DIRECTIONS: Repeat the records below exactly, leaving out every picture.

(Stored data)

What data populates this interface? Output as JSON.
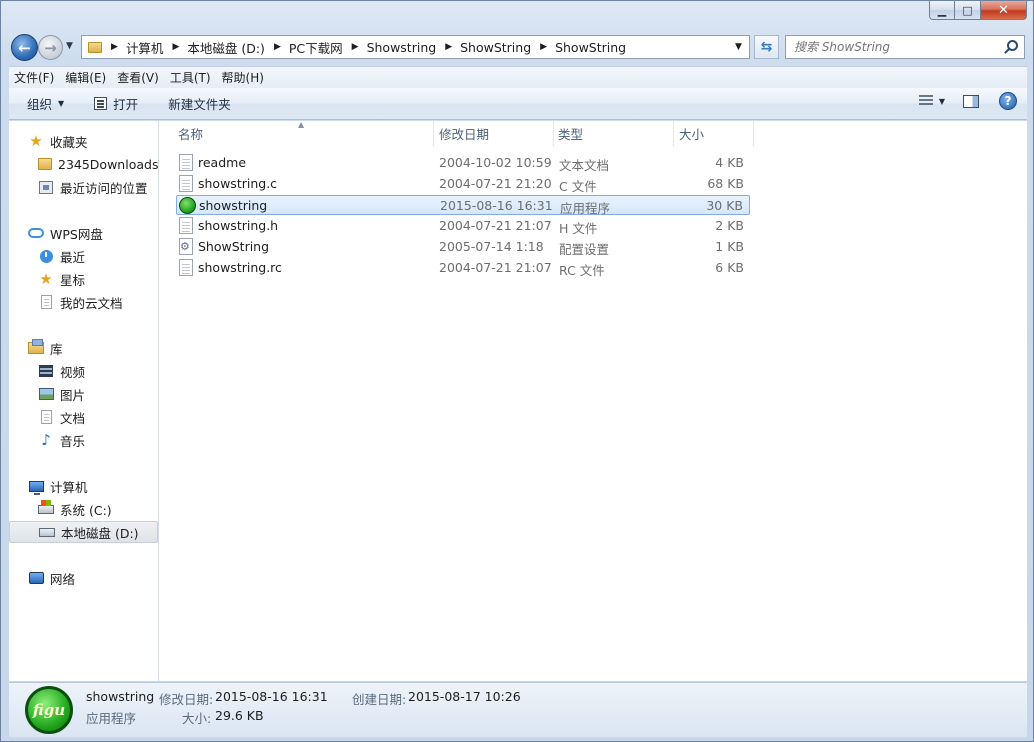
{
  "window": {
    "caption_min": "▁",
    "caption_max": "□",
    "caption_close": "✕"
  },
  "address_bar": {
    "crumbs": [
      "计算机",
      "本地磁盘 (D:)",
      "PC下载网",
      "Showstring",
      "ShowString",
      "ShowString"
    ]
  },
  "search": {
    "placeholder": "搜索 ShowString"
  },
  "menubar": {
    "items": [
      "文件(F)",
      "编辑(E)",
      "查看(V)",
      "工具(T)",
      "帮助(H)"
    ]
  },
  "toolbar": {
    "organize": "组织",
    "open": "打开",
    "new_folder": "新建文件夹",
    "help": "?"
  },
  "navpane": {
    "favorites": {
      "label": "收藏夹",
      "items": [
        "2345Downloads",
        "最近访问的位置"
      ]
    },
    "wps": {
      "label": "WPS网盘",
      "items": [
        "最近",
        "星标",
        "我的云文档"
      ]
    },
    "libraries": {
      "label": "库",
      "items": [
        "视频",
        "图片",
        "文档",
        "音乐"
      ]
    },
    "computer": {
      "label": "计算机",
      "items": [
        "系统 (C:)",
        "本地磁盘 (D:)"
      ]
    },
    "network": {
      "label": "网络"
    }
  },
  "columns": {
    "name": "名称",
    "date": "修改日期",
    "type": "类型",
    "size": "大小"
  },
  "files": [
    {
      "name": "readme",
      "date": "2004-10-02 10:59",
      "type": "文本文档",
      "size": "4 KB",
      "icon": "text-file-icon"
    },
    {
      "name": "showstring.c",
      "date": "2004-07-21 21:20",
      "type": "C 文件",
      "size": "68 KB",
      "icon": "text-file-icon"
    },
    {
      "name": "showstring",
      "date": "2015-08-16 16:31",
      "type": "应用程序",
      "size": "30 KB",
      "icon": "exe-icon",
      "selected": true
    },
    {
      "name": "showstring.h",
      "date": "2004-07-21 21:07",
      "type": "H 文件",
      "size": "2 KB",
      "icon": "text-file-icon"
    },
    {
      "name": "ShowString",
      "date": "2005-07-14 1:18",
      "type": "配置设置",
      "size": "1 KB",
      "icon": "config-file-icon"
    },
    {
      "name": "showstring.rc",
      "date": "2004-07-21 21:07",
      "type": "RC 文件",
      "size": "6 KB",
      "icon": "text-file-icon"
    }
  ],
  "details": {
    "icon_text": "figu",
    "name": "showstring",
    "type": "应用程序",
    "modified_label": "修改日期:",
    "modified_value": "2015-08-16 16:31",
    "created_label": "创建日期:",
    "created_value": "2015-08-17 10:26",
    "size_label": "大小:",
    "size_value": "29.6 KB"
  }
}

EXERCISE SOLUTION:
What data populates this interface? Output as JSON.
{
  "window": {
    "caption_min": "▁",
    "caption_max": "□",
    "caption_close": "✕"
  },
  "address_bar": {
    "crumbs": [
      "计算机",
      "本地磁盘 (D:)",
      "PC下载网",
      "Showstring",
      "ShowString",
      "ShowString"
    ]
  },
  "search": {
    "placeholder": "搜索 ShowString"
  },
  "menubar": {
    "items": [
      "文件(F)",
      "编辑(E)",
      "查看(V)",
      "工具(T)",
      "帮助(H)"
    ]
  },
  "toolbar": {
    "organize": "组织",
    "open": "打开",
    "new_folder": "新建文件夹",
    "help": "?"
  },
  "navpane": {
    "favorites": {
      "label": "收藏夹",
      "items": [
        "2345Downloads",
        "最近访问的位置"
      ]
    },
    "wps": {
      "label": "WPS网盘",
      "items": [
        "最近",
        "星标",
        "我的云文档"
      ]
    },
    "libraries": {
      "label": "库",
      "items": [
        "视频",
        "图片",
        "文档",
        "音乐"
      ]
    },
    "computer": {
      "label": "计算机",
      "items": [
        "系统 (C:)",
        "本地磁盘 (D:)"
      ]
    },
    "network": {
      "label": "网络"
    }
  },
  "columns": {
    "name": "名称",
    "date": "修改日期",
    "type": "类型",
    "size": "大小"
  },
  "files": [
    {
      "name": "readme",
      "date": "2004-10-02 10:59",
      "type": "文本文档",
      "size": "4 KB",
      "icon": "text-file-icon"
    },
    {
      "name": "showstring.c",
      "date": "2004-07-21 21:20",
      "type": "C 文件",
      "size": "68 KB",
      "icon": "text-file-icon"
    },
    {
      "name": "showstring",
      "date": "2015-08-16 16:31",
      "type": "应用程序",
      "size": "30 KB",
      "icon": "exe-icon",
      "selected": true
    },
    {
      "name": "showstring.h",
      "date": "2004-07-21 21:07",
      "type": "H 文件",
      "size": "2 KB",
      "icon": "text-file-icon"
    },
    {
      "name": "ShowString",
      "date": "2005-07-14 1:18",
      "type": "配置设置",
      "size": "1 KB",
      "icon": "config-file-icon"
    },
    {
      "name": "showstring.rc",
      "date": "2004-07-21 21:07",
      "type": "RC 文件",
      "size": "6 KB",
      "icon": "text-file-icon"
    }
  ],
  "details": {
    "icon_text": "figu",
    "name": "showstring",
    "type": "应用程序",
    "modified_label": "修改日期:",
    "modified_value": "2015-08-16 16:31",
    "created_label": "创建日期:",
    "created_value": "2015-08-17 10:26",
    "size_label": "大小:",
    "size_value": "29.6 KB"
  }
}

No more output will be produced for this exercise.